* [Given task]:
Print out every record exactly as it appears.

* [The data]:

-- Begin --

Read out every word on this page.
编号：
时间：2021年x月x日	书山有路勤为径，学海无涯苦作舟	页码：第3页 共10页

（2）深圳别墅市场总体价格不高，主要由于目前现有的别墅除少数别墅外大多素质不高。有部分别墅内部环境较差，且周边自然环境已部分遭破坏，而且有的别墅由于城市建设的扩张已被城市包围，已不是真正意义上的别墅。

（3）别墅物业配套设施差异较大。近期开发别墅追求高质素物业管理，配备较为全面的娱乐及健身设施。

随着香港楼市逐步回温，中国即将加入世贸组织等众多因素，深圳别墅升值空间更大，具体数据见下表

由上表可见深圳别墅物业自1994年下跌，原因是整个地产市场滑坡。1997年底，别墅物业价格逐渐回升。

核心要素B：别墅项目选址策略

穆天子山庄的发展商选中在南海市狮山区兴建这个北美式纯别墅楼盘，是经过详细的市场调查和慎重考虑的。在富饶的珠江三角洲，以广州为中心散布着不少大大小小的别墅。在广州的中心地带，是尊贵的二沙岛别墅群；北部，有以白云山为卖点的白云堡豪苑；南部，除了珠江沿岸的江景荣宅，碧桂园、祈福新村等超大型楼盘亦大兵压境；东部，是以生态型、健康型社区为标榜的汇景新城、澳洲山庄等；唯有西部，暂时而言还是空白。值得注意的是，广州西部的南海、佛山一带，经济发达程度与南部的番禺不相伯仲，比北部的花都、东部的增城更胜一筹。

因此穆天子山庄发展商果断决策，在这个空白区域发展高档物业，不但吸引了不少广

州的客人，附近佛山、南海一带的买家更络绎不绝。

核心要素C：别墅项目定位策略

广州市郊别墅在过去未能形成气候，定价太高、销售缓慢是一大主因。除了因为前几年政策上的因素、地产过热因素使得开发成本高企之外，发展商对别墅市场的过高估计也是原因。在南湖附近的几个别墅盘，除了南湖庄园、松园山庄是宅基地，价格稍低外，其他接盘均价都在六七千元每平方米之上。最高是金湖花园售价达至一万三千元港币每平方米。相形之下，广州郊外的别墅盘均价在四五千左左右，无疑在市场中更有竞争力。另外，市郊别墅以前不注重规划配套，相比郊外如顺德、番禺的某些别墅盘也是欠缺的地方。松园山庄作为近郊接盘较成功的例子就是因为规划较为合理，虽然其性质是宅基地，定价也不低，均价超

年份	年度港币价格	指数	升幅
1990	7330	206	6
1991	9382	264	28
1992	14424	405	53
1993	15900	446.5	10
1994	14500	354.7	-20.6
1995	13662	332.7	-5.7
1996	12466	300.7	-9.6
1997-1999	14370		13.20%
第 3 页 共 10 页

-- End --

* [Final answer]:
Read out every word on this page.
编号：
时间：2021年x月x日	书山有路勤为径，学海无涯苦作舟	页码：第3页 共10页

（2）深圳别墅市场总体价格不高，主要由于目前现有的别墅除少数别墅外大多素质不高。有部分别墅内部环境较差，且周边自然环境已部分遭破坏，而且有的别墅由于城市建设的扩张已被城市包围，已不是真正意义上的别墅。

（3）别墅物业配套设施差异较大。近期开发别墅追求高质素物业管理，配备较为全面的娱乐及健身设施。

随着香港楼市逐步回温，中国即将加入世贸组织等众多因素，深圳别墅升值空间更大，具体数据见下表

由上表可见深圳别墅物业自1994年下跌，原因是整个地产市场滑坡。1997年底，别墅物业价格逐渐回升。

核心要素B：别墅项目选址策略

穆天子山庄的发展商选中在南海市狮山区兴建这个北美式纯别墅楼盘，是经过详细的市场调查和慎重考虑的。在富饶的珠江三角洲，以广州为中心散布着不少大大小小的别墅。在广州的中心地带，是尊贵的二沙岛别墅群；北部，有以白云山为卖点的白云堡豪苑；南部，除了珠江沿岸的江景荣宅，碧桂园、祈福新村等超大型楼盘亦大兵压境；东部，是以生态型、健康型社区为标榜的汇景新城、澳洲山庄等；唯有西部，暂时而言还是空白。值得注意的是，广州西部的南海、佛山一带，经济发达程度与南部的番禺不相伯仲，比北部的花都、东部的增城更胜一筹。

因此穆天子山庄发展商果断决策，在这个空白区域发展高档物业，不但吸引了不少广

州的客人，附近佛山、南海一带的买家更络绎不绝。

核心要素C：别墅项目定位策略

广州市郊别墅在过去未能形成气候，定价太高、销售缓慢是一大主因。除了因为前几年政策上的因素、地产过热因素使得开发成本高企之外，发展商对别墅市场的过高估计也是原因。在南湖附近的几个别墅盘，除了南湖庄园、松园山庄是宅基地，价格稍低外，其他接盘均价都在六七千元每平方米之上。最高是金湖花园售价达至一万三千元港币每平方米。相形之下，广州郊外的别墅盘均价在四五千左左右，无疑在市场中更有竞争力。另外，市郊别墅以前不注重规划配套，相比郊外如顺德、番禺的某些别墅盘也是欠缺的地方。松园山庄作为近郊接盘较成功的例子就是因为规划较为合理，虽然其性质是宅基地，定价也不低，均价超

年份	年度港币价格	指数	升幅
1990	7330	206	6
1991	9382	264	28
1992	14424	405	53
1993	15900	446.5	10
1994	14500	354.7	-20.6
1995	13662	332.7	-5.7
1996	12466	300.7	-9.6
1997-1999	14370		13.20%
第 3 页 共 10 页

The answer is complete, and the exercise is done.